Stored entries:

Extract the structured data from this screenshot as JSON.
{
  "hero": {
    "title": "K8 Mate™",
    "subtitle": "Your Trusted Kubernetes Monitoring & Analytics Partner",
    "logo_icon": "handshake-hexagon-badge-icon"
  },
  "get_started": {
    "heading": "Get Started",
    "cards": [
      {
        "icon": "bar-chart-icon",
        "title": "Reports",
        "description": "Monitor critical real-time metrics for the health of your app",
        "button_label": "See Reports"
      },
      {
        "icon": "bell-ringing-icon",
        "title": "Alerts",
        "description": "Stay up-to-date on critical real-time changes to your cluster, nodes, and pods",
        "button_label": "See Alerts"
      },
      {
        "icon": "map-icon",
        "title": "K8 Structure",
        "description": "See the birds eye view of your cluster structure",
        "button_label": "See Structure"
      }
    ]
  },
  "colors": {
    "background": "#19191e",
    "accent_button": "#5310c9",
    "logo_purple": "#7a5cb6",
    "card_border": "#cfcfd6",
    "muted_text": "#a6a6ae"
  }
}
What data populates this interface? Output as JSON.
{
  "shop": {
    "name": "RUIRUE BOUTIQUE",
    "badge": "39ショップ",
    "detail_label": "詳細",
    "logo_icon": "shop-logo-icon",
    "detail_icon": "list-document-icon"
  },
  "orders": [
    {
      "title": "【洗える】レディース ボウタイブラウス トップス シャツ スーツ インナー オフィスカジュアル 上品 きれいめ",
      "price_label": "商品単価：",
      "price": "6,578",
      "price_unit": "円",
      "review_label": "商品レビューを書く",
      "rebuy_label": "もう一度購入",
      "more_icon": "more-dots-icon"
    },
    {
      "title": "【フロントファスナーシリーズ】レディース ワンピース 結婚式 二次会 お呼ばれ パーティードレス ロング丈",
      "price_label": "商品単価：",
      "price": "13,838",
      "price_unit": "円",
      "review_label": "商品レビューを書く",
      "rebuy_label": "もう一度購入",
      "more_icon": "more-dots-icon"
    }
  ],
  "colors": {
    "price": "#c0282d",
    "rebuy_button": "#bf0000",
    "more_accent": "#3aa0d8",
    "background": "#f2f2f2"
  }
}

* Given problem *
Go through the records and gather the lines that hold "this".

* Answer in full *
Extract the structured data from this screenshot as JSON.
What data populates this interface? Output as JSON.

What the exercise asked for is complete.